(Some records)
===

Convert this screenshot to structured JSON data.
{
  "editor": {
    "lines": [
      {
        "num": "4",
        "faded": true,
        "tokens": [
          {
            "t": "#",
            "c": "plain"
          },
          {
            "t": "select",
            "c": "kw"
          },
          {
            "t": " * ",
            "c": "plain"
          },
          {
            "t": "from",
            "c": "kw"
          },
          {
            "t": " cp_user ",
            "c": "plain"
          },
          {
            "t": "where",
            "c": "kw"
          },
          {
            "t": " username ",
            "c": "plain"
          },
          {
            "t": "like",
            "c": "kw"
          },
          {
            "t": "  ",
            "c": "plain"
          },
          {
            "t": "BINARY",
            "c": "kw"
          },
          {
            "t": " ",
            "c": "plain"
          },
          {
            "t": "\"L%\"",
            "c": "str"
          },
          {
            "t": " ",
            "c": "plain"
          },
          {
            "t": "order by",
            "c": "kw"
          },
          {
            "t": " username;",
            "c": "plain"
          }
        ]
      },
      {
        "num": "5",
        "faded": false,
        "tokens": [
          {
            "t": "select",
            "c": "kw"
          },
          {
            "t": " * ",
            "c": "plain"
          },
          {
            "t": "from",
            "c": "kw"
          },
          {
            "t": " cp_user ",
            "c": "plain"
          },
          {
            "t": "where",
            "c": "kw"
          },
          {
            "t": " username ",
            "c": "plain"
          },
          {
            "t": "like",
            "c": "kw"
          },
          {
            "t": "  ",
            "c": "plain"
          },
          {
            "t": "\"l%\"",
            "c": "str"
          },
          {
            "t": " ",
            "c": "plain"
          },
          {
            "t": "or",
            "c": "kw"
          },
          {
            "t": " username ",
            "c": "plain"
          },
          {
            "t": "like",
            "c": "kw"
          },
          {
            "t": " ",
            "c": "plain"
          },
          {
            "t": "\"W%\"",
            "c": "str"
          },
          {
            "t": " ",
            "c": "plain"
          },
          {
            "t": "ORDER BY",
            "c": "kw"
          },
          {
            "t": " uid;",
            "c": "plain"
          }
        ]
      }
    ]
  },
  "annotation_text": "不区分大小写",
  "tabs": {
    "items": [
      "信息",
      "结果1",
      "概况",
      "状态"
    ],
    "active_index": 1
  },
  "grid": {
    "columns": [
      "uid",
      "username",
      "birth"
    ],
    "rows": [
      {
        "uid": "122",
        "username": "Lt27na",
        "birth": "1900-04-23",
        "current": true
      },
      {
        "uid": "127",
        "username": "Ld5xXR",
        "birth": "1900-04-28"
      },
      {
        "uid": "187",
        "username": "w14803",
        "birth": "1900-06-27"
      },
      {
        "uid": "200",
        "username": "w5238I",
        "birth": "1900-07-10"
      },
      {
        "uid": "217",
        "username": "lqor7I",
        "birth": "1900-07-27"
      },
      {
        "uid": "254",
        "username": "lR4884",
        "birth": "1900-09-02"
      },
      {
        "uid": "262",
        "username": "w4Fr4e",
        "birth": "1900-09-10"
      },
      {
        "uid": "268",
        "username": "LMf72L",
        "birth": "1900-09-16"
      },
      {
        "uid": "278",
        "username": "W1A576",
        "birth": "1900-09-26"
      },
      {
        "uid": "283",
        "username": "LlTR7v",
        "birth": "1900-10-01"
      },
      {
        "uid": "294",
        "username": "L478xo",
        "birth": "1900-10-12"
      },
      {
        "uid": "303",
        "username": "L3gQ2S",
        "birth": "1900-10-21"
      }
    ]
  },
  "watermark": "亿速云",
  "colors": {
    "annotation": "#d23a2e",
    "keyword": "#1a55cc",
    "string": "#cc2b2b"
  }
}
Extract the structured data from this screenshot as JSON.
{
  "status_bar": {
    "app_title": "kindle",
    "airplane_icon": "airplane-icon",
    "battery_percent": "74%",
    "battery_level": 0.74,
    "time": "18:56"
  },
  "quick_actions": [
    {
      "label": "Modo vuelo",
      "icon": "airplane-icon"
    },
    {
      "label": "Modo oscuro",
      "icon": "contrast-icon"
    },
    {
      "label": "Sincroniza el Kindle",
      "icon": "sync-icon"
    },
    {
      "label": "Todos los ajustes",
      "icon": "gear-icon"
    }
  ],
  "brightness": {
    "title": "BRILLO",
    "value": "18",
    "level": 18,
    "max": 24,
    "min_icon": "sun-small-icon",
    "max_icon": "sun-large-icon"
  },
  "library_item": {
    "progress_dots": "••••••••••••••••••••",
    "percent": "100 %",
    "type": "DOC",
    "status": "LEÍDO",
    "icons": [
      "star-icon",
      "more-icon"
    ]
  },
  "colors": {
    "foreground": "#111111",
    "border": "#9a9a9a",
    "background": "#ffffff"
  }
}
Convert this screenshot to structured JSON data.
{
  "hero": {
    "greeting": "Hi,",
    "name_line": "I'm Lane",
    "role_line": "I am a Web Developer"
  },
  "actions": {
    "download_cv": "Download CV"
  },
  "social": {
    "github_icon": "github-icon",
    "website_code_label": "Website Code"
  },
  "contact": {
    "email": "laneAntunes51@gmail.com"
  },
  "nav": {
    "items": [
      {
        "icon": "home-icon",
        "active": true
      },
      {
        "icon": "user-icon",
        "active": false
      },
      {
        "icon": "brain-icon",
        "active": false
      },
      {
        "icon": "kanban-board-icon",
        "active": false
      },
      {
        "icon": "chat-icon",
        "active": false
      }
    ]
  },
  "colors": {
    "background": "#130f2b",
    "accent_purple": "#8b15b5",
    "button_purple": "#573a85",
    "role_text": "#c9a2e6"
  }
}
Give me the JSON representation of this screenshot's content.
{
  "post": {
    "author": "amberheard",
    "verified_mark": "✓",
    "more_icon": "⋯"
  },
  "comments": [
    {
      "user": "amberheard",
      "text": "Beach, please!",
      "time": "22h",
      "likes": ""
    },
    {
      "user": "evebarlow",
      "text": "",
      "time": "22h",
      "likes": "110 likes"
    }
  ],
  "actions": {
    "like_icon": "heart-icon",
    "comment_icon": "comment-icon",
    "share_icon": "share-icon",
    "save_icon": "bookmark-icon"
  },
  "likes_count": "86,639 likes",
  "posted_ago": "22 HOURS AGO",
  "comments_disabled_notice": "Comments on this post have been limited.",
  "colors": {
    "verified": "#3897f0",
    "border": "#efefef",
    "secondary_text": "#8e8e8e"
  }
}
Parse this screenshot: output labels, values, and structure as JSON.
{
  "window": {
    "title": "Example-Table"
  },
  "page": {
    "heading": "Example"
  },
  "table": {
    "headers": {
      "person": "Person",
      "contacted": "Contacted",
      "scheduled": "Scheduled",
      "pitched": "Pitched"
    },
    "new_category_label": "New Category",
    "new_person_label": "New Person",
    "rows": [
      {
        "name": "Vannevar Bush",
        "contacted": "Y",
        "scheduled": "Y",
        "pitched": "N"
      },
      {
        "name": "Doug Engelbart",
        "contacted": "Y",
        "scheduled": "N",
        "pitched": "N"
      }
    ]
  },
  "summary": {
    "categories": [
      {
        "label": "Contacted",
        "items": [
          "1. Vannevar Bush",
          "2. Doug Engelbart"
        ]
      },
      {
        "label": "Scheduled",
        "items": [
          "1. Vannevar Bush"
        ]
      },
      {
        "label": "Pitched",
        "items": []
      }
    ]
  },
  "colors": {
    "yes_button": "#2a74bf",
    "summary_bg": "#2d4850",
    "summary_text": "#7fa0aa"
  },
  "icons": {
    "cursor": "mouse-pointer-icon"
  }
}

===

- _Your instructions_:
Look through the entries above; copy every line holding the string "amberheard".

- _Solution to this exercise_:
    "author": "amberheard",
      "user": "amberheard",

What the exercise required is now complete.